- _Exercise description_: Write out all the data again, exactly as it stands.

□ □ □ □

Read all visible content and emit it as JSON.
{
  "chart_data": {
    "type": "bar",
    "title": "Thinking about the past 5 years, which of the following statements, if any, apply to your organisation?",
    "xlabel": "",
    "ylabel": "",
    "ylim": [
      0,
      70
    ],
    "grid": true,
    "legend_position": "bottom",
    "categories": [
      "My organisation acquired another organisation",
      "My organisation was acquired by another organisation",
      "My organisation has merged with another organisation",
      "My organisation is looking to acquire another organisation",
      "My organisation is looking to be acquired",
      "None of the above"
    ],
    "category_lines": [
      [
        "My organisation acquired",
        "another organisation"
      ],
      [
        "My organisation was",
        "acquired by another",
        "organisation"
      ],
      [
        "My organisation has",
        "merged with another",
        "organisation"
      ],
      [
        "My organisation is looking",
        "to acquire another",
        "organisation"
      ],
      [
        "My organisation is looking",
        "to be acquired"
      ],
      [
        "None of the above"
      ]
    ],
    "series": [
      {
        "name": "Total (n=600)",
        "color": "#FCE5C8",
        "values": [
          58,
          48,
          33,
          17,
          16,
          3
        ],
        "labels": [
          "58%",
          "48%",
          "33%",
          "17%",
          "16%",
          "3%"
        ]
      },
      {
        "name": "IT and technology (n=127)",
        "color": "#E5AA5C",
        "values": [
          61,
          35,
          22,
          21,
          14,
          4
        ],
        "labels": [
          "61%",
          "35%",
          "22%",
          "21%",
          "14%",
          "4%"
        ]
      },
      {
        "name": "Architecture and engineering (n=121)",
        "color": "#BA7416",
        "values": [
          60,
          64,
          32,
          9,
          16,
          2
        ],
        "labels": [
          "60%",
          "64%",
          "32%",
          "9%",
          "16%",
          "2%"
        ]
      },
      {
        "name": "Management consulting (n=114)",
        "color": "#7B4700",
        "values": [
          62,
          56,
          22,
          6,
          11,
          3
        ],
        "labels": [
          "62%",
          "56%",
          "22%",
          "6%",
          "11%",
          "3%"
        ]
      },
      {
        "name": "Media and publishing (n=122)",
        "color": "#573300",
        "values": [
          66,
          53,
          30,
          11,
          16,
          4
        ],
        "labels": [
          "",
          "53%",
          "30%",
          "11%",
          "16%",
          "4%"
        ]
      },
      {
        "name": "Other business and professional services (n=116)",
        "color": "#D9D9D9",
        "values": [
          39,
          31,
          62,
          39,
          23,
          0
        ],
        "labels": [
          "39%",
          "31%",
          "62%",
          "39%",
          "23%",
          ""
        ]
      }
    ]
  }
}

□ □ □ □

- _Answer to the task_:
Read all visible content and emit it as JSON.
{
  "chart_data": {
    "type": "bar",
    "title": "Thinking about the past 5 years, which of the following statements, if any, apply to your organisation?",
    "xlabel": "",
    "ylabel": "",
    "ylim": [
      0,
      70
    ],
    "grid": true,
    "legend_position": "bottom",
    "categories": [
      "My organisation acquired another organisation",
      "My organisation was acquired by another organisation",
      "My organisation has merged with another organisation",
      "My organisation is looking to acquire another organisation",
      "My organisation is looking to be acquired",
      "None of the above"
    ],
    "category_lines": [
      [
        "My organisation acquired",
        "another organisation"
      ],
      [
        "My organisation was",
        "acquired by another",
        "organisation"
      ],
      [
        "My organisation has",
        "merged with another",
        "organisation"
      ],
      [
        "My organisation is looking",
        "to acquire another",
        "organisation"
      ],
      [
        "My organisation is looking",
        "to be acquired"
      ],
      [
        "None of the above"
      ]
    ],
    "series": [
      {
        "name": "Total (n=600)",
        "color": "#FCE5C8",
        "values": [
          58,
          48,
          33,
          17,
          16,
          3
        ],
        "labels": [
          "58%",
          "48%",
          "33%",
          "17%",
          "16%",
          "3%"
        ]
      },
      {
        "name": "IT and technology (n=127)",
        "color": "#E5AA5C",
        "values": [
          61,
          35,
          22,
          21,
          14,
          4
        ],
        "labels": [
          "61%",
          "35%",
          "22%",
          "21%",
          "14%",
          "4%"
        ]
      },
      {
        "name": "Architecture and engineering (n=121)",
        "color": "#BA7416",
        "values": [
          60,
          64,
          32,
          9,
          16,
          2
        ],
        "labels": [
          "60%",
          "64%",
          "32%",
          "9%",
          "16%",
          "2%"
        ]
      },
      {
        "name": "Management consulting (n=114)",
        "color": "#7B4700",
        "values": [
          62,
          56,
          22,
          6,
          11,
          3
        ],
        "labels": [
          "62%",
          "56%",
          "22%",
          "6%",
          "11%",
          "3%"
        ]
      },
      {
        "name": "Media and publishing (n=122)",
        "color": "#573300",
        "values": [
          66,
          53,
          30,
          11,
          16,
          4
        ],
        "labels": [
          "",
          "53%",
          "30%",
          "11%",
          "16%",
          "4%"
        ]
      },
      {
        "name": "Other business and professional services (n=116)",
        "color": "#D9D9D9",
        "values": [
          39,
          31,
          62,
          39,
          23,
          0
        ],
        "labels": [
          "39%",
          "31%",
          "62%",
          "39%",
          "23%",
          ""
        ]
      }
    ]
  }
}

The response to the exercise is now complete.